**Given exercise:** Every record below should be written out exactly; pictures stay out.

**Listed records:**
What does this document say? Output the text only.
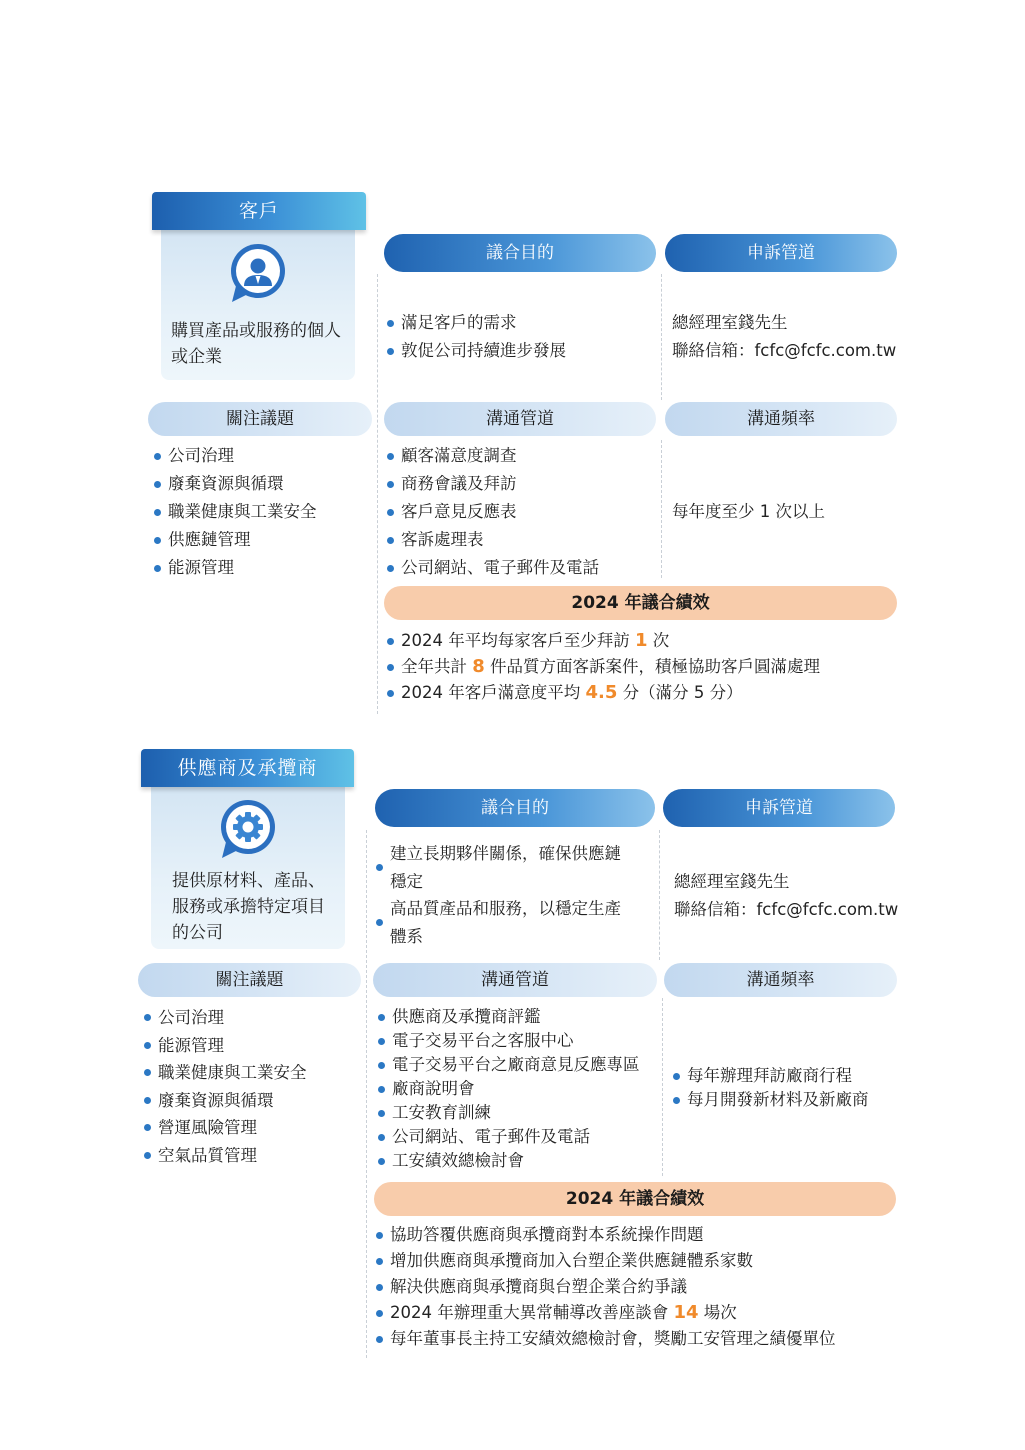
客戶
購買產品或服務的個人
或企業
議合目的	申訴管道
滿足客戶的需求
敦促公司持續進步發展
總經理室錢先生
聯絡信箱：fcfc@fcfc.com.tw
關注議題	溝通管道	溝通頻率
公司治理
廢棄資源與循環
職業健康與工業安全
供應鏈管理
能源管理
顧客滿意度調查
商務會議及拜訪
客戶意見反應表
客訴處理表
公司網站、電子郵件及電話
每年度至少 1 次以上
2024 年議合績效
2024 年平均每家客戶至少拜訪 1 次
全年共計 8 件品質方面客訴案件，積極協助客戶圓滿處理
2024 年客戶滿意度平均 4.5 分（滿分 5 分）
供應商及承攬商
提供原材料、產品、
服務或承擔特定項目
的公司
議合目的	申訴管道
建立長期夥伴關係，確保供應鏈
穩定
高品質產品和服務，以穩定生產
體系
總經理室錢先生
聯絡信箱：fcfc@fcfc.com.tw
關注議題	溝通管道	溝通頻率
公司治理
能源管理
職業健康與工業安全
廢棄資源與循環
營運風險管理
空氣品質管理
供應商及承攬商評鑑
電子交易平台之客服中心
電子交易平台之廠商意見反應專區
廠商說明會
工安教育訓練
公司網站、電子郵件及電話
工安績效總檢討會
每年辦理拜訪廠商行程
每月開發新材料及新廠商
2024 年議合績效
協助答覆供應商與承攬商對本系統操作問題
增加供應商與承攬商加入台塑企業供應鏈體系家數
解決供應商與承攬商與台塑企業合約爭議
2024 年辦理重大異常輔導改善座談會 14 場次
每年董事長主持工安績效總檢討會，獎勵工安管理之績優單位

**Result of the exercise:**
What does this document say? Output the text only.
客戶
購買產品或服務的個人
或企業
議合目的	申訴管道
滿足客戶的需求
敦促公司持續進步發展
總經理室錢先生
聯絡信箱：fcfc@fcfc.com.tw
關注議題	溝通管道	溝通頻率
公司治理
廢棄資源與循環
職業健康與工業安全
供應鏈管理
能源管理
顧客滿意度調查
商務會議及拜訪
客戶意見反應表
客訴處理表
公司網站、電子郵件及電話
每年度至少 1 次以上
2024 年議合績效
2024 年平均每家客戶至少拜訪 1 次
全年共計 8 件品質方面客訴案件，積極協助客戶圓滿處理
2024 年客戶滿意度平均 4.5 分（滿分 5 分）
供應商及承攬商
提供原材料、產品、
服務或承擔特定項目
的公司
議合目的	申訴管道
建立長期夥伴關係，確保供應鏈
穩定
高品質產品和服務，以穩定生產
體系
總經理室錢先生
聯絡信箱：fcfc@fcfc.com.tw
關注議題	溝通管道	溝通頻率
公司治理
能源管理
職業健康與工業安全
廢棄資源與循環
營運風險管理
空氣品質管理
供應商及承攬商評鑑
電子交易平台之客服中心
電子交易平台之廠商意見反應專區
廠商說明會
工安教育訓練
公司網站、電子郵件及電話
工安績效總檢討會
每年辦理拜訪廠商行程
每月開發新材料及新廠商
2024 年議合績效
協助答覆供應商與承攬商對本系統操作問題
增加供應商與承攬商加入台塑企業供應鏈體系家數
解決供應商與承攬商與台塑企業合約爭議
2024 年辦理重大異常輔導改善座談會 14 場次
每年董事長主持工安績效總檢討會，獎勵工安管理之績優單位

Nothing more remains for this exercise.